___ SOURCE MATERIAL

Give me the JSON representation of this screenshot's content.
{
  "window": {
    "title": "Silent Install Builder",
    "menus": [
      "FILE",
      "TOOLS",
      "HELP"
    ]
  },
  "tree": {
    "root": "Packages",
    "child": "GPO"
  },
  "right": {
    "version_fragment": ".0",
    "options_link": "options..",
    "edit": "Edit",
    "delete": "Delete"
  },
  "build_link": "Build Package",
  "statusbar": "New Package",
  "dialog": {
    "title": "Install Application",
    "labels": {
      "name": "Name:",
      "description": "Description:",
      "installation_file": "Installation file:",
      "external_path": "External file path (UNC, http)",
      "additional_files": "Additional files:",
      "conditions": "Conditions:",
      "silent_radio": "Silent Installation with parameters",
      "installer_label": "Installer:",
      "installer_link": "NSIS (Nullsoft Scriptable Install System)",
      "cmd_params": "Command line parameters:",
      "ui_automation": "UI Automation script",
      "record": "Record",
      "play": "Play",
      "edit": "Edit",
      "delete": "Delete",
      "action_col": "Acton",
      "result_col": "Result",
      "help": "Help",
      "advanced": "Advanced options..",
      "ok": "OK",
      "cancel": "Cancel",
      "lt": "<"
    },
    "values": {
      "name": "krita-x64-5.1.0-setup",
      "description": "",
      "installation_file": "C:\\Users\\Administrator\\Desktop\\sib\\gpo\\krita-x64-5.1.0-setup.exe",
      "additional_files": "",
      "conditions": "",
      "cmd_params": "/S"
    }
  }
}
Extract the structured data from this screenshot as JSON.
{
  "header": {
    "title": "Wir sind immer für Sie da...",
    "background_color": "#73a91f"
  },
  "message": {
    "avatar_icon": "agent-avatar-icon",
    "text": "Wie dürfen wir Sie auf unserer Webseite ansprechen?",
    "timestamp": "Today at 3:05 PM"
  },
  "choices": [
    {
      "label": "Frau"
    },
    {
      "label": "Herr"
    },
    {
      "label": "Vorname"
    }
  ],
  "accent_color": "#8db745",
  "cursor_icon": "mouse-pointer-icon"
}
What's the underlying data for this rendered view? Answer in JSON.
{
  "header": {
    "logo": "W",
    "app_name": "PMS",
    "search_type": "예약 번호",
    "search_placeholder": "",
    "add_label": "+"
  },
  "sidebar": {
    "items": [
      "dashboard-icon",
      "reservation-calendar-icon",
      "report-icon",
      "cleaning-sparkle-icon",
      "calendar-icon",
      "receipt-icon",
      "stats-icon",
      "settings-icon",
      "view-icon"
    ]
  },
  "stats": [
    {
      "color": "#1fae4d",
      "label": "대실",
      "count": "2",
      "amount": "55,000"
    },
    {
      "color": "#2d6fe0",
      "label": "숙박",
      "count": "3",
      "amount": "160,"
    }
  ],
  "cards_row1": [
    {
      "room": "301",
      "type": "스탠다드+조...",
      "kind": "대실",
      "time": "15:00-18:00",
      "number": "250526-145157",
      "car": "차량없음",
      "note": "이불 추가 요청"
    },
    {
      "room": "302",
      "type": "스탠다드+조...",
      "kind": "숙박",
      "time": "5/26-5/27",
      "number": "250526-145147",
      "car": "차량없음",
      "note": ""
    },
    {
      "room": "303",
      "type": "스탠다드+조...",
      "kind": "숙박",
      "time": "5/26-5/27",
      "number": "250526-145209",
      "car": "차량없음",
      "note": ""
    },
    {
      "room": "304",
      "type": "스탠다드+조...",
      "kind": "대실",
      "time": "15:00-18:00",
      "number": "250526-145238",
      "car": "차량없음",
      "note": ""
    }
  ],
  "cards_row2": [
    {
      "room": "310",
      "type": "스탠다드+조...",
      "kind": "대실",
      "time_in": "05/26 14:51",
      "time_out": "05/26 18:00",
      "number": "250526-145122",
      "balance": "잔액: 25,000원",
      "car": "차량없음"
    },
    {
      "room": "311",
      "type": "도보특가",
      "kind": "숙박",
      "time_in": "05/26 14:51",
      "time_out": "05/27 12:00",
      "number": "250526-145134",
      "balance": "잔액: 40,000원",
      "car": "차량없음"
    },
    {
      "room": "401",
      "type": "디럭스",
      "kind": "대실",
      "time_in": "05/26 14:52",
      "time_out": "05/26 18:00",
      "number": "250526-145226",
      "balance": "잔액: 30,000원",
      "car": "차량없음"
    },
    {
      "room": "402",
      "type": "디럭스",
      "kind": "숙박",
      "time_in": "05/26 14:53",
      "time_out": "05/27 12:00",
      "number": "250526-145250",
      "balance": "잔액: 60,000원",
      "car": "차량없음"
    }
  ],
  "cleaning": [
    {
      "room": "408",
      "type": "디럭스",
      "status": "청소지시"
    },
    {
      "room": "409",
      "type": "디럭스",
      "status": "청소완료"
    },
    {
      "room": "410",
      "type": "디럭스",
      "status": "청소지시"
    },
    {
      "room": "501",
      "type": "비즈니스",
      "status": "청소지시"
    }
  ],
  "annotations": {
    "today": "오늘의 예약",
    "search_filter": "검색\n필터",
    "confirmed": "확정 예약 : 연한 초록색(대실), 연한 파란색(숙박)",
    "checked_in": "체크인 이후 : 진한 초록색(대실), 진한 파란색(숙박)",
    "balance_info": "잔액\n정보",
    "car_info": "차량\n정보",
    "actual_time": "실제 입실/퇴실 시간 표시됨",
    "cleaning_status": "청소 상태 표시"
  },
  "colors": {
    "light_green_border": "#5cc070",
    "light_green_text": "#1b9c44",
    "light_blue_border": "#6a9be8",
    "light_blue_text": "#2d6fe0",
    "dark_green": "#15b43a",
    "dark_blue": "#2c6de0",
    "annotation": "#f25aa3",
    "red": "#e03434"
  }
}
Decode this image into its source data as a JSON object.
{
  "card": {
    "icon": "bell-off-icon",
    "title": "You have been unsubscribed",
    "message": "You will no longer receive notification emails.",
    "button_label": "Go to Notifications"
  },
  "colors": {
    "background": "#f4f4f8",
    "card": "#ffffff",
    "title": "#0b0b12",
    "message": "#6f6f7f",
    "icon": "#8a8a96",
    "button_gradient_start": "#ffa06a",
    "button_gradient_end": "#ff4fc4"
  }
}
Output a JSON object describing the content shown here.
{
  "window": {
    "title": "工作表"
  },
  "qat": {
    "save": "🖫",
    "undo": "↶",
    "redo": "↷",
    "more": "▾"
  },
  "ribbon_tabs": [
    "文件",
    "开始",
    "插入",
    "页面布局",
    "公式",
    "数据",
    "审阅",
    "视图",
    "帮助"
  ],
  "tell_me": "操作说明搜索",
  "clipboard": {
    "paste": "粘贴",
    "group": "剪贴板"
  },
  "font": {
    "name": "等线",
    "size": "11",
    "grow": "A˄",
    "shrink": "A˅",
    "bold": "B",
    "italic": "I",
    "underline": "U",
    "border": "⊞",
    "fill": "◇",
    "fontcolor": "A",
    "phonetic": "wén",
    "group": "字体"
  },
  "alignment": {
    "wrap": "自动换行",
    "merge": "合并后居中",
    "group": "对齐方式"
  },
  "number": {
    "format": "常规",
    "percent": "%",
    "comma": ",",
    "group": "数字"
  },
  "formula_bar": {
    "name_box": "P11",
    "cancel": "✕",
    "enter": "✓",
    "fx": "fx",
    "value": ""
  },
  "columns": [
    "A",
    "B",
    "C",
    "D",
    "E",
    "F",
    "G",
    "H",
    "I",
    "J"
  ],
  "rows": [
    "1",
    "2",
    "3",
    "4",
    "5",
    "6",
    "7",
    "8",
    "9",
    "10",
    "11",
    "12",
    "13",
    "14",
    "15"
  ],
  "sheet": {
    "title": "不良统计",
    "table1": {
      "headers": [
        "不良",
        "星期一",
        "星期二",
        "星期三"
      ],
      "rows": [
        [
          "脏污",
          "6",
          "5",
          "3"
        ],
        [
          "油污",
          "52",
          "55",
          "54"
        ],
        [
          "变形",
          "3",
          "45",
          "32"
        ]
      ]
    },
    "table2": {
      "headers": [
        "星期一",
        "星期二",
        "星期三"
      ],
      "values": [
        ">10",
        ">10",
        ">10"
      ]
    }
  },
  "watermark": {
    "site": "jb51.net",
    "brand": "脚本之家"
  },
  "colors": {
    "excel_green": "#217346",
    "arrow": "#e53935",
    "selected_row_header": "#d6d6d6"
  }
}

______

Which lines contain the word "number"? Copy each one.

## SOLUTION FOR THIS EXERCISE
      "number": "250526-145157",
      "number": "250526-145147",
      "number": "250526-145209",
      "number": "250526-145238",
      "number": "250526-145122",
      "number": "250526-145134",
      "number": "250526-145226",
      "number": "250526-145250",
  "number": {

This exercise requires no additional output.